Please output every line of the material as it stands, without the pictures.

━━━ Data records

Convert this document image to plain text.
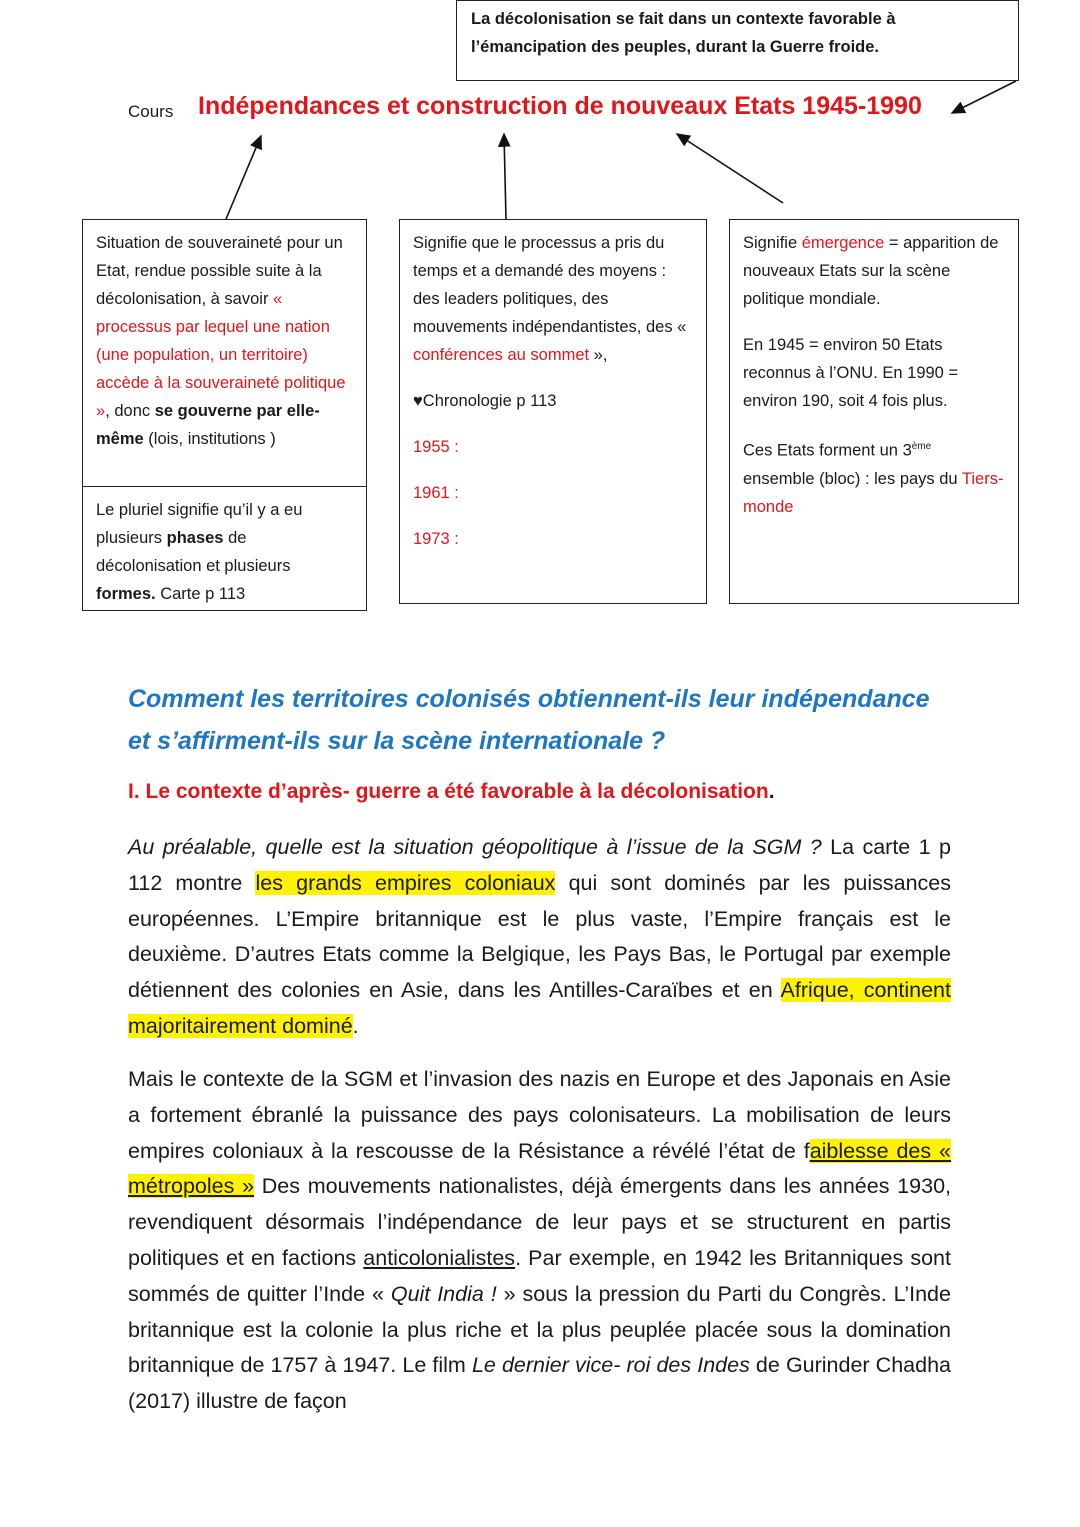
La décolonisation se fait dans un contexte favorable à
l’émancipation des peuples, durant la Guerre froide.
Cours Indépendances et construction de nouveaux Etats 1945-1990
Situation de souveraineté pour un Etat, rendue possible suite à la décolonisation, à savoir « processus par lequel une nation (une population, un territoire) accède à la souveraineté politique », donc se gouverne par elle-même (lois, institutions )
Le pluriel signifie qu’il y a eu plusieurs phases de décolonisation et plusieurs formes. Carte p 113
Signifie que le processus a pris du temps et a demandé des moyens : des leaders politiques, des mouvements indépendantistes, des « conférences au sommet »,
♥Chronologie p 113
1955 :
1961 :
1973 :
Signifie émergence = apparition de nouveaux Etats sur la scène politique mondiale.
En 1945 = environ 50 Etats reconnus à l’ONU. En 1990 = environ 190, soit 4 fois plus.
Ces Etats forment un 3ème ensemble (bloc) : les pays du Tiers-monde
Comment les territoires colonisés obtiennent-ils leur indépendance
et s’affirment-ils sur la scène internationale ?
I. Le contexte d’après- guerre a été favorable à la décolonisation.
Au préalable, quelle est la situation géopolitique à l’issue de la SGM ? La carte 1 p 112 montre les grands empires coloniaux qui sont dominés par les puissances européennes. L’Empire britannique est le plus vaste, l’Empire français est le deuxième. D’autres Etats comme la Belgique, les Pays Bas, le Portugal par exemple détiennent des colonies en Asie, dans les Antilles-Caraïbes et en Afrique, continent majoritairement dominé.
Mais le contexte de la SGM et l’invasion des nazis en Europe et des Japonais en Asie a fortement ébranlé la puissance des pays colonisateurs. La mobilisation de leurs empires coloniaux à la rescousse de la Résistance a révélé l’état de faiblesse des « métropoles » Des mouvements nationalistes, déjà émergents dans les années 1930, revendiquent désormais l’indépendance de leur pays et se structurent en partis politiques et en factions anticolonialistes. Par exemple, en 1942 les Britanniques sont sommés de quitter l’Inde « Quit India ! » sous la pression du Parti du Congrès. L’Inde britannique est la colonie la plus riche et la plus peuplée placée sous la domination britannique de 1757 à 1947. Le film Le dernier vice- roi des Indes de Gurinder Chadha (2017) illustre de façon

━━━━━━

*Solution to this exercise:*
Convert this document image to plain text.
La décolonisation se fait dans un contexte favorable à
l’émancipation des peuples, durant la Guerre froide.
Cours Indépendances et construction de nouveaux Etats 1945-1990
Situation de souveraineté pour un Etat, rendue possible suite à la décolonisation, à savoir « processus par lequel une nation (une population, un territoire) accède à la souveraineté politique », donc se gouverne par elle-même (lois, institutions )
Le pluriel signifie qu’il y a eu plusieurs phases de décolonisation et plusieurs formes. Carte p 113
Signifie que le processus a pris du temps et a demandé des moyens : des leaders politiques, des mouvements indépendantistes, des « conférences au sommet »,
♥Chronologie p 113
1955 :
1961 :
1973 :
Signifie émergence = apparition de nouveaux Etats sur la scène politique mondiale.
En 1945 = environ 50 Etats reconnus à l’ONU. En 1990 = environ 190, soit 4 fois plus.
Ces Etats forment un 3ème ensemble (bloc) : les pays du Tiers-monde
Comment les territoires colonisés obtiennent-ils leur indépendance
et s’affirment-ils sur la scène internationale ?
I. Le contexte d’après- guerre a été favorable à la décolonisation.
Au préalable, quelle est la situation géopolitique à l’issue de la SGM ? La carte 1 p 112 montre les grands empires coloniaux qui sont dominés par les puissances européennes. L’Empire britannique est le plus vaste, l’Empire français est le deuxième. D’autres Etats comme la Belgique, les Pays Bas, le Portugal par exemple détiennent des colonies en Asie, dans les Antilles-Caraïbes et en Afrique, continent majoritairement dominé.
Mais le contexte de la SGM et l’invasion des nazis en Europe et des Japonais en Asie a fortement ébranlé la puissance des pays colonisateurs. La mobilisation de leurs empires coloniaux à la rescousse de la Résistance a révélé l’état de faiblesse des « métropoles » Des mouvements nationalistes, déjà émergents dans les années 1930, revendiquent désormais l’indépendance de leur pays et se structurent en partis politiques et en factions anticolonialistes. Par exemple, en 1942 les Britanniques sont sommés de quitter l’Inde « Quit India ! » sous la pression du Parti du Congrès. L’Inde britannique est la colonie la plus riche et la plus peuplée placée sous la domination britannique de 1757 à 1947. Le film Le dernier vice- roi des Indes de Gurinder Chadha (2017) illustre de façon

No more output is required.